# SHORT PROBLEM
Tally the lines that include "content". Output the number only.

Data items
• • • • •

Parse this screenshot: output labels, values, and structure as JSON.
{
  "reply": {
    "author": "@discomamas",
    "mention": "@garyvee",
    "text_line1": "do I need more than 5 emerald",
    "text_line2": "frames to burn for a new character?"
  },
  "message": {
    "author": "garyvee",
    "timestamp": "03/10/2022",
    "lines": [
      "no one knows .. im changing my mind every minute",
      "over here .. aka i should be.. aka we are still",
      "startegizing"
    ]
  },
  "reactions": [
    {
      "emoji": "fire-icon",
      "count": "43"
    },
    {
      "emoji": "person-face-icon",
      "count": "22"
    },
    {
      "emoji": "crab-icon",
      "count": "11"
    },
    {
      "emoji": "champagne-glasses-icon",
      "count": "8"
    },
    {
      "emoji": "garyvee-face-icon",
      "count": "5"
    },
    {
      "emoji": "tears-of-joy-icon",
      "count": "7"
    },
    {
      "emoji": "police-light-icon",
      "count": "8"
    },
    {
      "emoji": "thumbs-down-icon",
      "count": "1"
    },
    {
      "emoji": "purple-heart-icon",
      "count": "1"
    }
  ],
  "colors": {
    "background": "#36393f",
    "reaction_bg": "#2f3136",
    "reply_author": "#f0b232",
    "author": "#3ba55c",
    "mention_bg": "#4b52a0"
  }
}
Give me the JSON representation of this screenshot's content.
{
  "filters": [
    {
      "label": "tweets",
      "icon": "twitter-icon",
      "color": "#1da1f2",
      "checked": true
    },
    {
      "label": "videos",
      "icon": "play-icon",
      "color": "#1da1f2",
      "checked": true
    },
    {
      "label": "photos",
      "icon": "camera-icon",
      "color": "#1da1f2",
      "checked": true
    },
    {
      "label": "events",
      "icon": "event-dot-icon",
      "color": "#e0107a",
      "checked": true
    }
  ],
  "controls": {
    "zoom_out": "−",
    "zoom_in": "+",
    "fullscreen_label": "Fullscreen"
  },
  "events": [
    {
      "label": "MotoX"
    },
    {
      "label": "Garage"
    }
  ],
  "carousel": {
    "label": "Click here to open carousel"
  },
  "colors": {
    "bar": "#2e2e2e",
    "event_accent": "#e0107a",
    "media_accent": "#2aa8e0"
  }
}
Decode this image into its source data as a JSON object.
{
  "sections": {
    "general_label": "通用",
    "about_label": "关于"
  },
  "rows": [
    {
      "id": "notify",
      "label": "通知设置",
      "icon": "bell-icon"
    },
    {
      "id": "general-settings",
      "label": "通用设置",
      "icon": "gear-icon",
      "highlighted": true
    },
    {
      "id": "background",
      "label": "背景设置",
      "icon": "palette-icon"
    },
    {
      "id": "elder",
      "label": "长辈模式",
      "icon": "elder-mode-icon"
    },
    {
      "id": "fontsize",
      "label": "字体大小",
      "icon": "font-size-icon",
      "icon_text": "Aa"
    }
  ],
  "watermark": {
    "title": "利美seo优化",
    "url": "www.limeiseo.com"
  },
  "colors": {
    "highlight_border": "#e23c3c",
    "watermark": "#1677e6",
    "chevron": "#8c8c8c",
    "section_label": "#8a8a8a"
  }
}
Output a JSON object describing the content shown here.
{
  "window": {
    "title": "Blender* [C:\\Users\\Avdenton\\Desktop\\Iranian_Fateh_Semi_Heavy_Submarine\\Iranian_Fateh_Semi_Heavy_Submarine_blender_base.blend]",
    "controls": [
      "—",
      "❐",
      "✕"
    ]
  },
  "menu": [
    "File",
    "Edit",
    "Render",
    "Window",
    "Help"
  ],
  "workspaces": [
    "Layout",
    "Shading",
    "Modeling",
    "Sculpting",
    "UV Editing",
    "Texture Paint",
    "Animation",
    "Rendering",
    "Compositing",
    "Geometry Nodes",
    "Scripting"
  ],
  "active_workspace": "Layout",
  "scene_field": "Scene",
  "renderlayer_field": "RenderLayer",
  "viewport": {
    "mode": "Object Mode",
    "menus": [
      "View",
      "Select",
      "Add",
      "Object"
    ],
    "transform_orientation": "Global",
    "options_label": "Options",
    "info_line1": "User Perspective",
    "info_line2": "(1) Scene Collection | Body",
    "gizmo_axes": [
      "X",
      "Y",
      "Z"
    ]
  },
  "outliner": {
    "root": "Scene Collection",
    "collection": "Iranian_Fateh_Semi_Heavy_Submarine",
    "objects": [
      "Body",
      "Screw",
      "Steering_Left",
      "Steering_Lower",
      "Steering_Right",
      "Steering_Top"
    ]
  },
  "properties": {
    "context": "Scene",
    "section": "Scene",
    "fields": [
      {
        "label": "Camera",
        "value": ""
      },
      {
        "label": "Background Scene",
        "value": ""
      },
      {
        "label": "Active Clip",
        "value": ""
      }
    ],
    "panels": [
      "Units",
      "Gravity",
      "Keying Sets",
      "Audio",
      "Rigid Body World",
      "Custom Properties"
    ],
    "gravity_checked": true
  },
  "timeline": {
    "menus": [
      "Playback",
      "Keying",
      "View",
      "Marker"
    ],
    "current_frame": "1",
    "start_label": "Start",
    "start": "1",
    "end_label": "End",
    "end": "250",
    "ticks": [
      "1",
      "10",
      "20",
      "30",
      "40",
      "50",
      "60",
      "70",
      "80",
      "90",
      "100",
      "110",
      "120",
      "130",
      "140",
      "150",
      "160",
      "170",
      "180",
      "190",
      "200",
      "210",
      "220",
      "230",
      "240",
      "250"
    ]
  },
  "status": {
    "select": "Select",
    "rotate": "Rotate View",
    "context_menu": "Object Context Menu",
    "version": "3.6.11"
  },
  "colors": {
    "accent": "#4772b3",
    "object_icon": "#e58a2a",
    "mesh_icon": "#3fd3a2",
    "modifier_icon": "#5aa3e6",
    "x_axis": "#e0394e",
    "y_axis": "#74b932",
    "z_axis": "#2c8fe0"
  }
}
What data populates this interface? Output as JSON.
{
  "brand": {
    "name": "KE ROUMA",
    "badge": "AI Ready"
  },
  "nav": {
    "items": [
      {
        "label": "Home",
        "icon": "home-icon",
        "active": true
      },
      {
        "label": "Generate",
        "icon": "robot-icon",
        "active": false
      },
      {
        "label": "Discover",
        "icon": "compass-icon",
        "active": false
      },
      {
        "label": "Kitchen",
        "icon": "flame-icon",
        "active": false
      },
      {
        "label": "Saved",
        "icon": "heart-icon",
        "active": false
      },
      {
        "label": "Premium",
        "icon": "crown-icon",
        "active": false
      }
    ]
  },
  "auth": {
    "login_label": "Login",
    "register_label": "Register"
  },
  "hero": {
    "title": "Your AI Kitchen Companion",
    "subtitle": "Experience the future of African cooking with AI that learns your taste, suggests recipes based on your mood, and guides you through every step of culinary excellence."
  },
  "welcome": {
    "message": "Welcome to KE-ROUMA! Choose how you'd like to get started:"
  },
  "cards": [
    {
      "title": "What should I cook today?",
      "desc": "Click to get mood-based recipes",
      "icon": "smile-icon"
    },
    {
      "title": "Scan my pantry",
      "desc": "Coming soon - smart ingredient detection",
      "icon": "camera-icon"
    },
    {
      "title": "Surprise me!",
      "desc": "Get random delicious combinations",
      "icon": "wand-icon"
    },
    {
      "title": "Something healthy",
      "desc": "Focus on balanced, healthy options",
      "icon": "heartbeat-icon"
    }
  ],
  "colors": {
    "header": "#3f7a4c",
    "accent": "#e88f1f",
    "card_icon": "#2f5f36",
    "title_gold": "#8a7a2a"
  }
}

• • • • •

# WRITTEN SOLUTION
2